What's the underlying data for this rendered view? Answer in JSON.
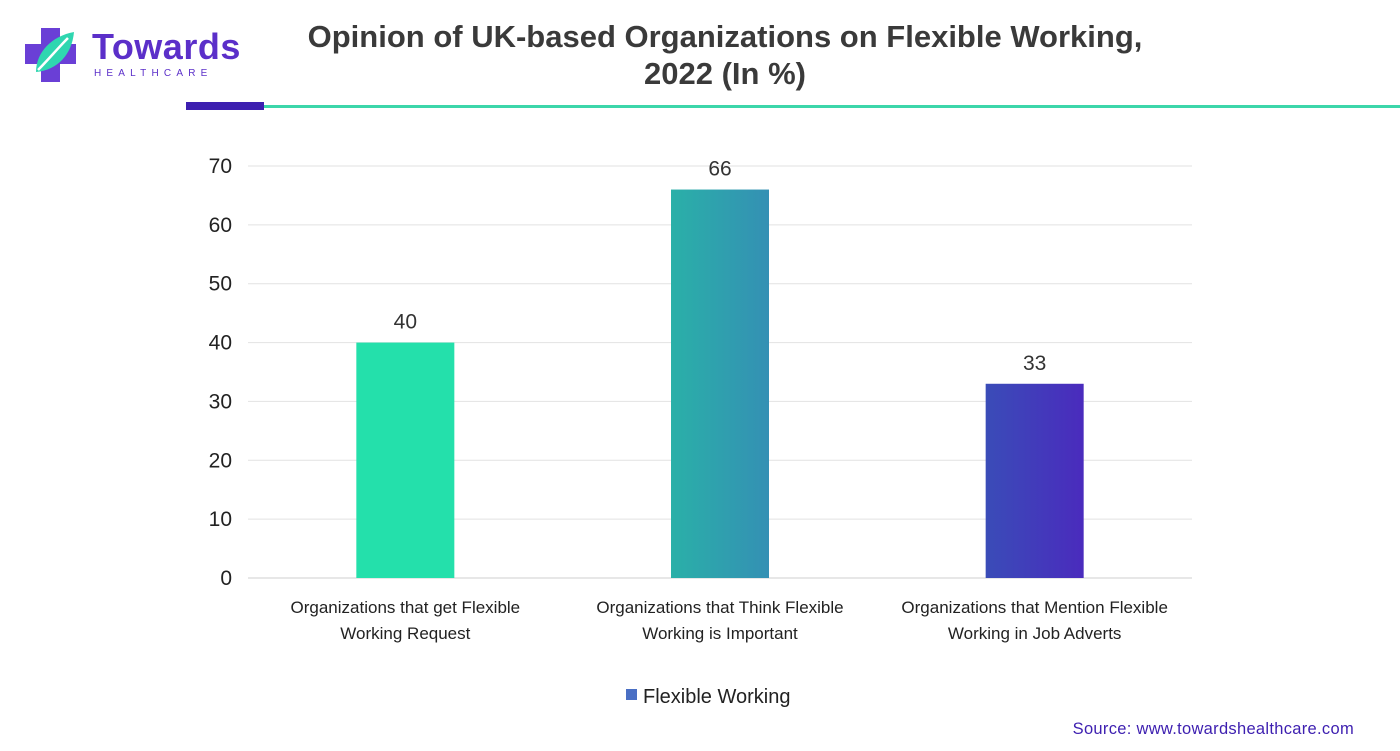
{
  "brand": {
    "name": "Towards",
    "subtitle": "HEALTHCARE",
    "colors": {
      "purple": "#5b2fc9",
      "teal": "#2fd6b0",
      "rule_dark": "#3d1fb0",
      "rule_light": "#3cd6aa"
    }
  },
  "title_lines": [
    "Opinion of UK-based Organizations on Flexible Working,",
    "2022 (In %)"
  ],
  "source": "Source: www.towardshealthcare.com",
  "chart_data": {
    "type": "bar",
    "title": "Opinion of UK-based Organizations on Flexible Working, 2022 (In %)",
    "categories": [
      [
        "Organizations that get Flexible",
        "Working Request"
      ],
      [
        "Organizations that Think Flexible",
        "Working is Important"
      ],
      [
        "Organizations that Mention Flexible",
        "Working in Job Adverts"
      ]
    ],
    "series": [
      {
        "name": "Flexible Working",
        "values": [
          40,
          66,
          33
        ],
        "legend_color": "#4a6fc4"
      }
    ],
    "bar_gradients": [
      [
        "#24e0ab",
        "#24e0ab"
      ],
      [
        "#2ab0a8",
        "#3490b4"
      ],
      [
        "#3a4cb8",
        "#4a2bbd"
      ]
    ],
    "ylim": [
      0,
      70
    ],
    "yticks": [
      0,
      10,
      20,
      30,
      40,
      50,
      60,
      70
    ],
    "grid": true,
    "data_labels": true,
    "legend_position": "bottom-center"
  }
}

::::

> _Given problem_
Reproduce the material word for word, minus the images.

> _Result of the exercise_
What's the underlying data for this rendered view? Answer in JSON.
{
  "brand": {
    "name": "Towards",
    "subtitle": "HEALTHCARE",
    "colors": {
      "purple": "#5b2fc9",
      "teal": "#2fd6b0",
      "rule_dark": "#3d1fb0",
      "rule_light": "#3cd6aa"
    }
  },
  "title_lines": [
    "Opinion of UK-based Organizations on Flexible Working,",
    "2022 (In %)"
  ],
  "source": "Source: www.towardshealthcare.com",
  "chart_data": {
    "type": "bar",
    "title": "Opinion of UK-based Organizations on Flexible Working, 2022 (In %)",
    "categories": [
      [
        "Organizations that get Flexible",
        "Working Request"
      ],
      [
        "Organizations that Think Flexible",
        "Working is Important"
      ],
      [
        "Organizations that Mention Flexible",
        "Working in Job Adverts"
      ]
    ],
    "series": [
      {
        "name": "Flexible Working",
        "values": [
          40,
          66,
          33
        ],
        "legend_color": "#4a6fc4"
      }
    ],
    "bar_gradients": [
      [
        "#24e0ab",
        "#24e0ab"
      ],
      [
        "#2ab0a8",
        "#3490b4"
      ],
      [
        "#3a4cb8",
        "#4a2bbd"
      ]
    ],
    "ylim": [
      0,
      70
    ],
    "yticks": [
      0,
      10,
      20,
      30,
      40,
      50,
      60,
      70
    ],
    "grid": true,
    "data_labels": true,
    "legend_position": "bottom-center"
  }
}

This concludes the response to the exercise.